• Information given:
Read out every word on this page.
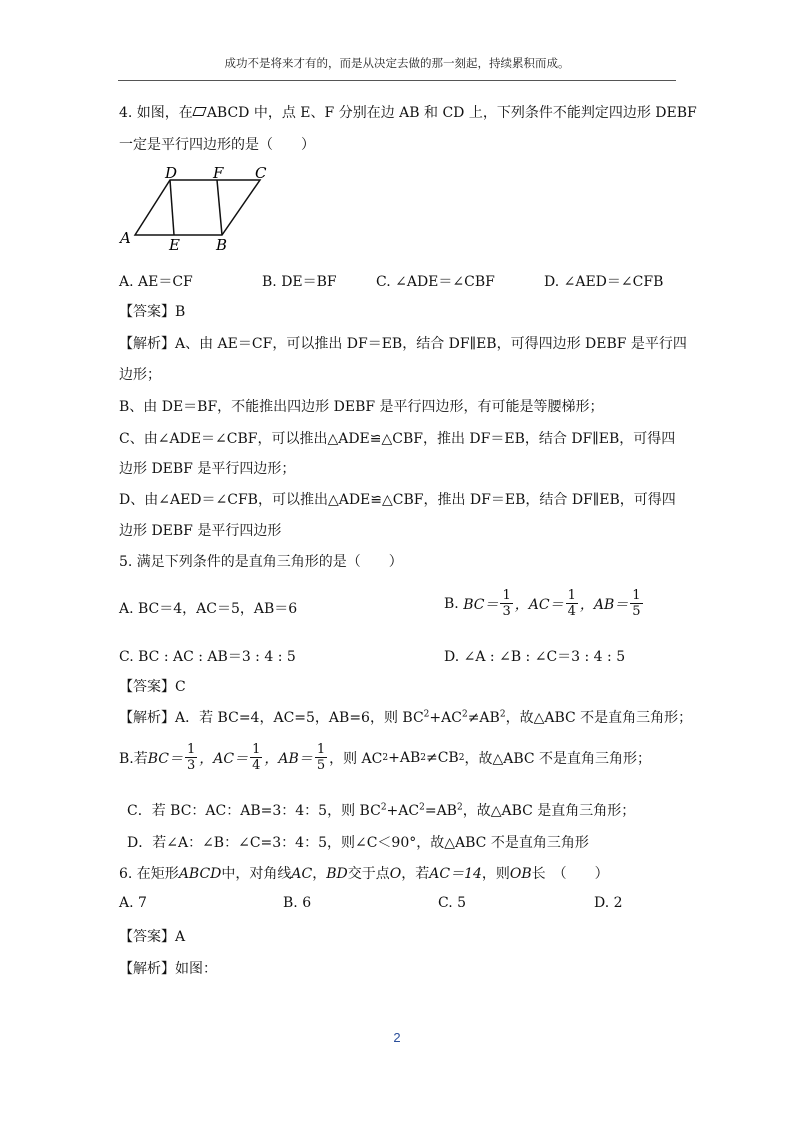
成功不是将来才有的，而是从决定去做的那一刻起，持续累积而成。
4. 如图，在 ABCD 中，点 E、F 分别在边 AB 和 CD 上，下列条件不能判定四边形 DEBF
一定是平行四边形的是（　　）
D F C
A	E B
A. AE＝CF	B. DE＝BF	C. ∠ADE＝∠CBF	D. ∠AED＝∠CFB
【答案】B
【解析】A、由 AE＝CF，可以推出 DF＝EB，结合 DF∥EB，可得四边形 DEBF 是平行四
边形；
B、由 DE＝BF，不能推出四边形 DEBF 是平行四边形，有可能是等腰梯形；
C、由∠ADE＝∠CBF，可以推出△ADE≌△CBF，推出 DF＝EB，结合 DF∥EB，可得四
边形 DEBF 是平行四边形；
D、由∠AED＝∠CFB，可以推出△ADE≌△CBF，推出 DF＝EB，结合 DF∥EB，可得四
边形 DEBF 是平行四边形
5. 满足下列条件的是直角三角形的是（　　）
A. BC＝4，AC＝5，AB＝6	B.
$BC= \frac{1}{3}$ ，$AC= \frac{1}{4}$ ，$AB= \frac{1}{5}$
C. BC : AC : AB＝3 : 4 : 5	D. ∠A : ∠B : ∠C＝3 : 4 : 5
【答案】C
【解析】A．若 BC=4，AC=5，AB=6，则 $BC^2+AC^2\ne AB^2$，故△ABC 不是直角三角形；
B.若 $BC= \frac{1}{3}$ ，$AC= \frac{1}{4}$ ，$AB= \frac{1}{5}$ ，则 AC 2 +AB 2 ≠CB 2 ，故△ABC 不是直角三角形；
C．若 BC：AC：AB=3：4：5，则 $BC^2+AC^2=AB^2$，故△ABC 是直角三角形；
D．若∠A：∠B：∠C=3：4：5，则∠C＜90°，故△ABC 不是直角三角形
6. 在矩形ABCD中，对角线AC，BD交于点O，若AC＝14，则OB长　（　　）
A. 7	B. 6	C. 5	D. 2
【答案】A
【解析】如图：
2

• Work to do:
In the listing, find every line with the word "DEBF" and state how many there are, nothing more.

• Output of the task:
5